| AIM OF THE TASK |
Check each line of the listing below for the string "CHICKEN", and copy the ones that have it.

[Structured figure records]

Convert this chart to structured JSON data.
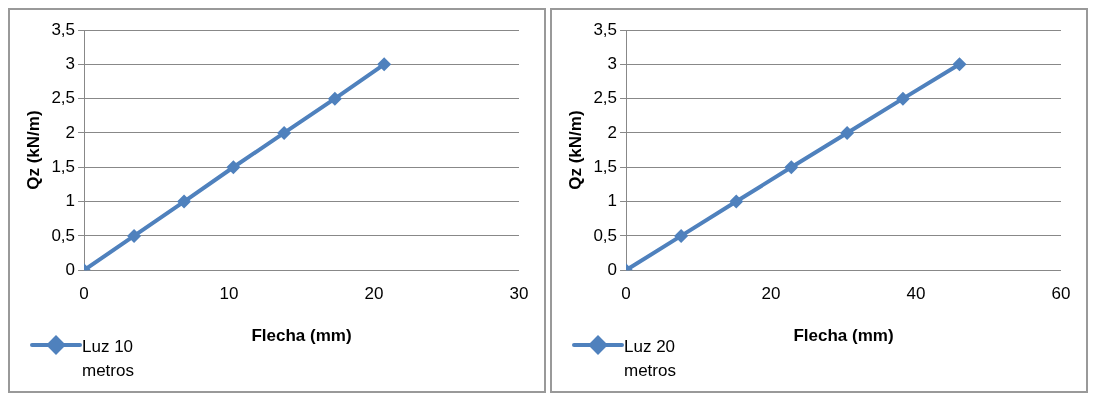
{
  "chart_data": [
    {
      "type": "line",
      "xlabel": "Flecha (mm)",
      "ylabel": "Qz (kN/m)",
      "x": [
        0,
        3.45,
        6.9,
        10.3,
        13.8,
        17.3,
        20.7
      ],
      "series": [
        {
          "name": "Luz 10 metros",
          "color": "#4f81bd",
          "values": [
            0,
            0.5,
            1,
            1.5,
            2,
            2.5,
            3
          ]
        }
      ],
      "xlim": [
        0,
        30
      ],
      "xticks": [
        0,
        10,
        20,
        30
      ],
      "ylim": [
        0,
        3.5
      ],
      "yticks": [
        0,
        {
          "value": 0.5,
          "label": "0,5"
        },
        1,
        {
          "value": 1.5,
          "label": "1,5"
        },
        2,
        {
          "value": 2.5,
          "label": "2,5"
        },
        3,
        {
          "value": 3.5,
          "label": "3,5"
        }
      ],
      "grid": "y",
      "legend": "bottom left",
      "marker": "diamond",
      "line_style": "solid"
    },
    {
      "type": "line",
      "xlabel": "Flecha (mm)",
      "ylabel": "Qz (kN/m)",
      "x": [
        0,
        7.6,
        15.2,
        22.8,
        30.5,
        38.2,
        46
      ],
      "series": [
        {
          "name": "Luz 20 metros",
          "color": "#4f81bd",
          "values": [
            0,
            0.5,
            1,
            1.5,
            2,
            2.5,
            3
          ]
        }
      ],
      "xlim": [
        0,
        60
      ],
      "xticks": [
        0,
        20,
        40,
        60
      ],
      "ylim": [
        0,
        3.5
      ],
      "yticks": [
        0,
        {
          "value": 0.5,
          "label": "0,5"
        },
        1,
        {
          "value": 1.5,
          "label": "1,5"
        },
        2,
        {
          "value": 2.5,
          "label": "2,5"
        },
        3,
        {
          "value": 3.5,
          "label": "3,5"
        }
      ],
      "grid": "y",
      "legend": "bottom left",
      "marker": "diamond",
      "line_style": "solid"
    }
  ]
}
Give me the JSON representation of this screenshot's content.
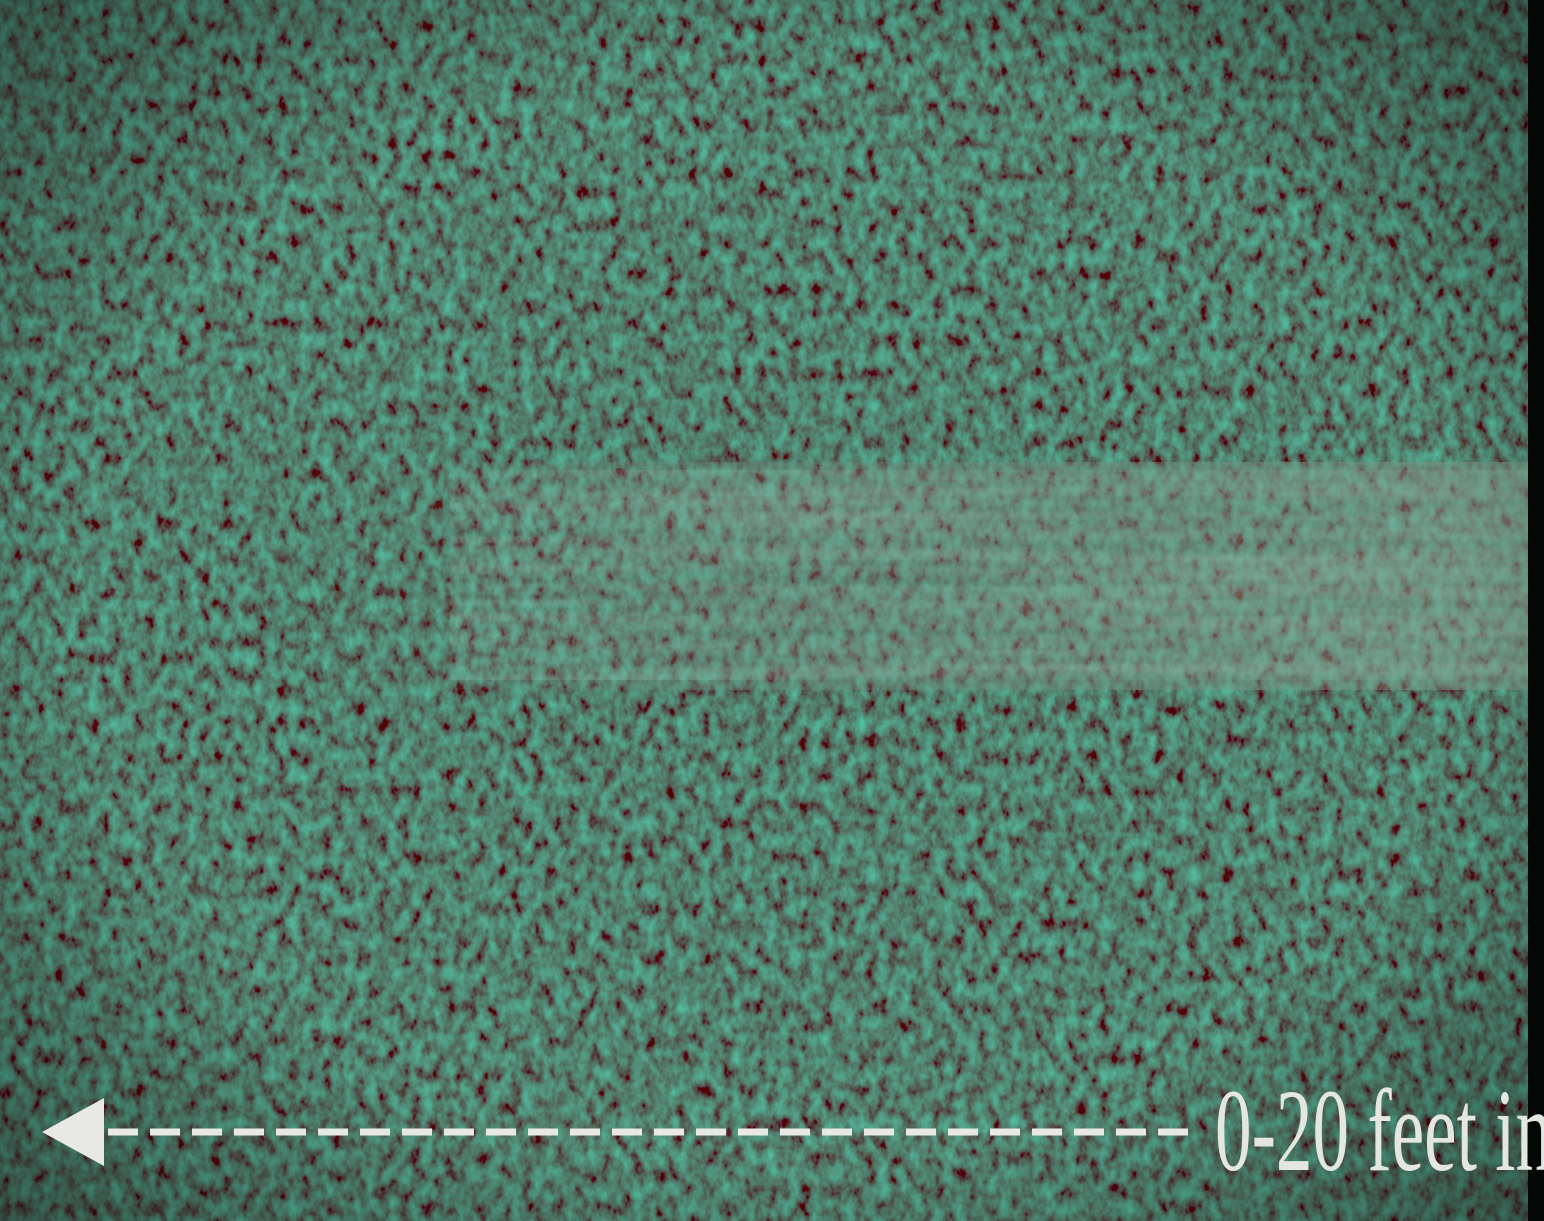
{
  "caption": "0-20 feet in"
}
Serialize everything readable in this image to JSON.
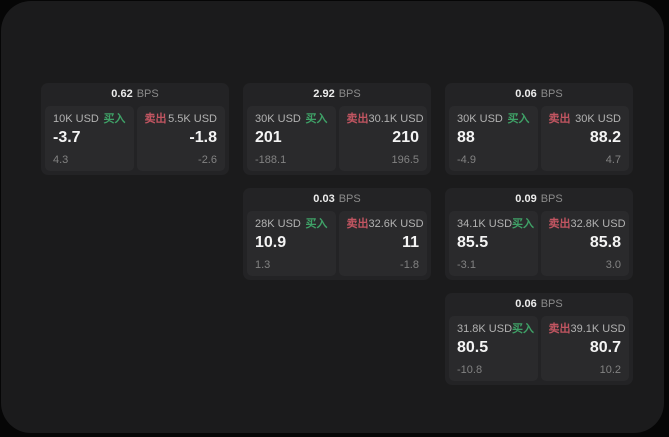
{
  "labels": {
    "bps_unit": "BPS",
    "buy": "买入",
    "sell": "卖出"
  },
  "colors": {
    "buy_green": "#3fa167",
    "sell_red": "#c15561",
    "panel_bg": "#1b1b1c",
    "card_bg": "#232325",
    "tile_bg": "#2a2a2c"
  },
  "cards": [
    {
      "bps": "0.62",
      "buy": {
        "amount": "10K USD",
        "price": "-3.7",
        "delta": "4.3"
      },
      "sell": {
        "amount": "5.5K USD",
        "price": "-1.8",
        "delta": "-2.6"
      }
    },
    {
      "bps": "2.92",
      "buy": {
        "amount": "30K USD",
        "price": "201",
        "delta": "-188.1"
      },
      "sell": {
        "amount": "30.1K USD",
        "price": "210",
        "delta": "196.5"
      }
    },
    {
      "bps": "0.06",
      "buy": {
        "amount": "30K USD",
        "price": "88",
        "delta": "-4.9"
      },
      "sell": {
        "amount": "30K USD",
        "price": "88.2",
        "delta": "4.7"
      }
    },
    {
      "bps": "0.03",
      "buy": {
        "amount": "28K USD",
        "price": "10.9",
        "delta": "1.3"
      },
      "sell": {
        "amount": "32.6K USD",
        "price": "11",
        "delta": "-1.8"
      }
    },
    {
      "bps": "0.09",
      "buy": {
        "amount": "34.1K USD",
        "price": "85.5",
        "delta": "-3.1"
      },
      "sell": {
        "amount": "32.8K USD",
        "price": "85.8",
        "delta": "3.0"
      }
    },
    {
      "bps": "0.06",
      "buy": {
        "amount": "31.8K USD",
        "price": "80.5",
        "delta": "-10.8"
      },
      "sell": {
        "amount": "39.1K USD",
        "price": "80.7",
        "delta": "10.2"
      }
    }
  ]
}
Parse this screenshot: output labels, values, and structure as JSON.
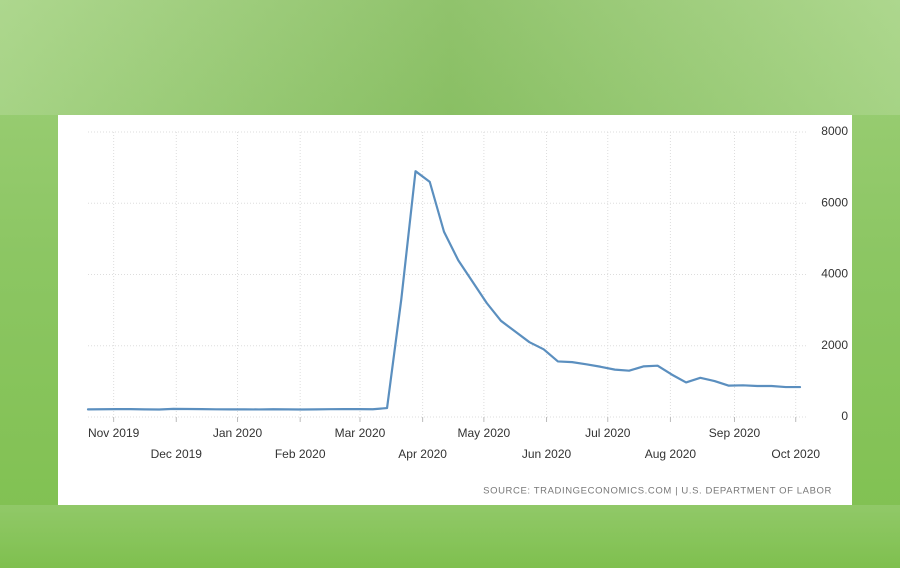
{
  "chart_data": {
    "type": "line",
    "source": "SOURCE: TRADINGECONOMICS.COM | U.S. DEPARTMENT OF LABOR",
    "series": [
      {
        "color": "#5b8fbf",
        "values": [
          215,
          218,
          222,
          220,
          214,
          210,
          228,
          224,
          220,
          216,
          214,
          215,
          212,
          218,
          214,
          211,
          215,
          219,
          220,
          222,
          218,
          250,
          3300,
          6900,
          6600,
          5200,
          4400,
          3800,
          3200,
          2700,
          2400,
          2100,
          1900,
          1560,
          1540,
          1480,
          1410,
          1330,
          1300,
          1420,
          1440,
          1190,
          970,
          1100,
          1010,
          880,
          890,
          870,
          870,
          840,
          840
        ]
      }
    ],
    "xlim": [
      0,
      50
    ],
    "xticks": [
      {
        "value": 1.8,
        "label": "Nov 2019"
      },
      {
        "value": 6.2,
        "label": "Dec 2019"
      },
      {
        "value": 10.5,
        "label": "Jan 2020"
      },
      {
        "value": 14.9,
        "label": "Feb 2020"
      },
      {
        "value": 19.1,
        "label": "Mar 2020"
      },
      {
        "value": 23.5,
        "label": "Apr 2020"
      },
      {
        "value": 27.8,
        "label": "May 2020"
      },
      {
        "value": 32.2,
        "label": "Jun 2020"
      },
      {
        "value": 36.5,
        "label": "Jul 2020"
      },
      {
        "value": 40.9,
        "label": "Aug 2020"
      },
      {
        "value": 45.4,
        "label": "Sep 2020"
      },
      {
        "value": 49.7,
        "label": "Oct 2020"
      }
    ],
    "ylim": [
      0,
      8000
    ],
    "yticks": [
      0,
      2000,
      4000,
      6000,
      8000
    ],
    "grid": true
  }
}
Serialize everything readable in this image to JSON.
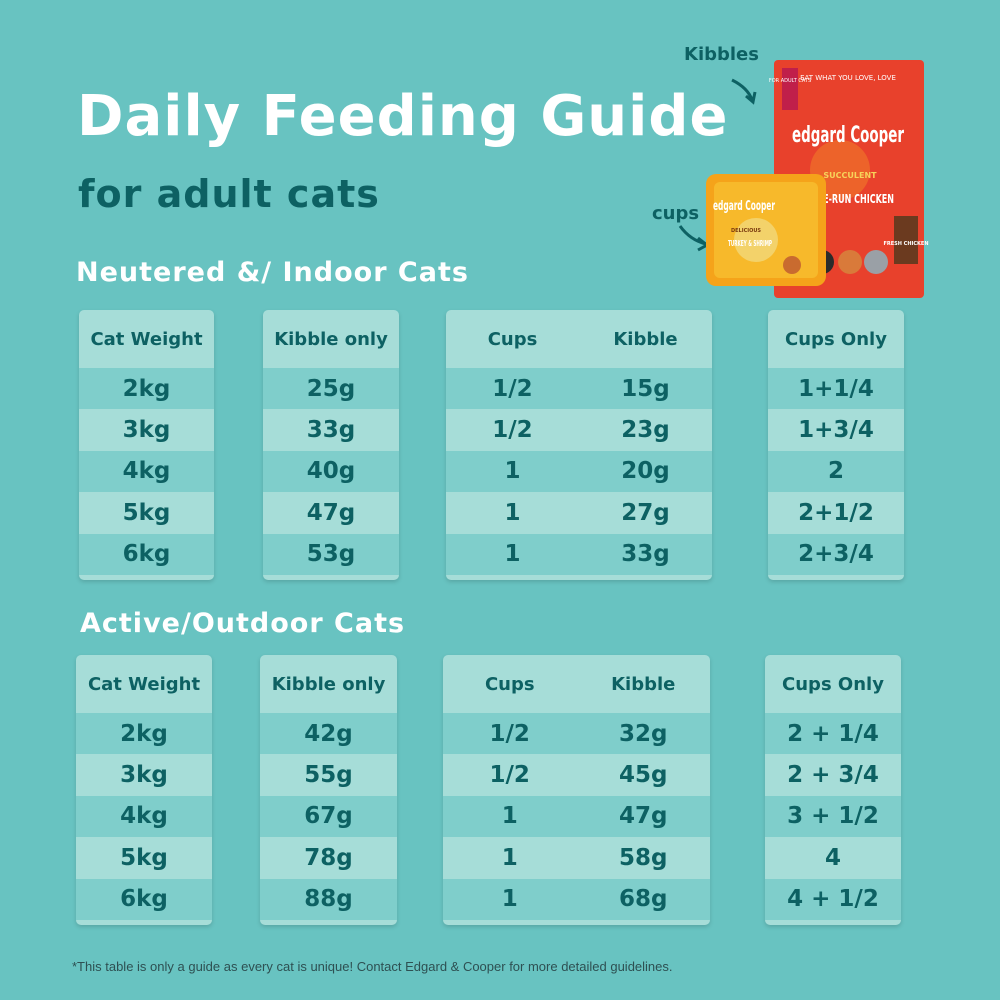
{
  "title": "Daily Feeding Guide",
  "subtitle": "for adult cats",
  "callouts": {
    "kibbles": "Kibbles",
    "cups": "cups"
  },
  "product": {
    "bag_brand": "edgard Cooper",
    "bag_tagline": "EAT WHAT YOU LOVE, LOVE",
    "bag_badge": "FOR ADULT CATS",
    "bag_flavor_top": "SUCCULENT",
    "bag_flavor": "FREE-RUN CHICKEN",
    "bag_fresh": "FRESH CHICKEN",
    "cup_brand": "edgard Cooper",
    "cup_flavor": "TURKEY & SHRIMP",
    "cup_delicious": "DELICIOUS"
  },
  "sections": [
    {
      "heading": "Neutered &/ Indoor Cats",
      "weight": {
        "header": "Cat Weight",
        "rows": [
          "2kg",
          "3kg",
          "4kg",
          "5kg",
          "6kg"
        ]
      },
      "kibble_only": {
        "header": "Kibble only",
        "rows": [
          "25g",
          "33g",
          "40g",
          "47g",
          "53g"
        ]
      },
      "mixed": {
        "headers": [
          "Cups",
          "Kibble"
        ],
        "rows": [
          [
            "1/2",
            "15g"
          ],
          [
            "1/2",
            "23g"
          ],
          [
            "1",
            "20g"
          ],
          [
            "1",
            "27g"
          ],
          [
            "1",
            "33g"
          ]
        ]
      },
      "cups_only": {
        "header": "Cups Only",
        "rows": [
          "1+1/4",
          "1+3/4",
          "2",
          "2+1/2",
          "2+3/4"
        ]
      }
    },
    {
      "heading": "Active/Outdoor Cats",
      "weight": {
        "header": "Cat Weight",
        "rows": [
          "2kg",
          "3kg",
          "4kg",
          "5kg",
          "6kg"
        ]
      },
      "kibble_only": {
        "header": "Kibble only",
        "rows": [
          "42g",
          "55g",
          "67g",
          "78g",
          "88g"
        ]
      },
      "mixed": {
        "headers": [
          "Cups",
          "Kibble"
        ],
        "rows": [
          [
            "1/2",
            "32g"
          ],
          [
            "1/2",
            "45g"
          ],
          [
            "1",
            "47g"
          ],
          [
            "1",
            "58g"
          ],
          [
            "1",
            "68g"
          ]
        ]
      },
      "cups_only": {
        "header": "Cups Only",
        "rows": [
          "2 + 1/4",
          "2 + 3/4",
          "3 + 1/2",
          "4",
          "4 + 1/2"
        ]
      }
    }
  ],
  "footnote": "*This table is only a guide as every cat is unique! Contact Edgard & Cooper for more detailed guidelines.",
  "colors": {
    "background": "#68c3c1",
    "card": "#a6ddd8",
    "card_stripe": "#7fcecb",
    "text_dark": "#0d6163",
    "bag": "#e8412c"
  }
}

| COMPLETED TASK |
    "bag_flavor": "FREE-RUN CHICKEN",
    "bag_fresh": "FRESH CHICKEN",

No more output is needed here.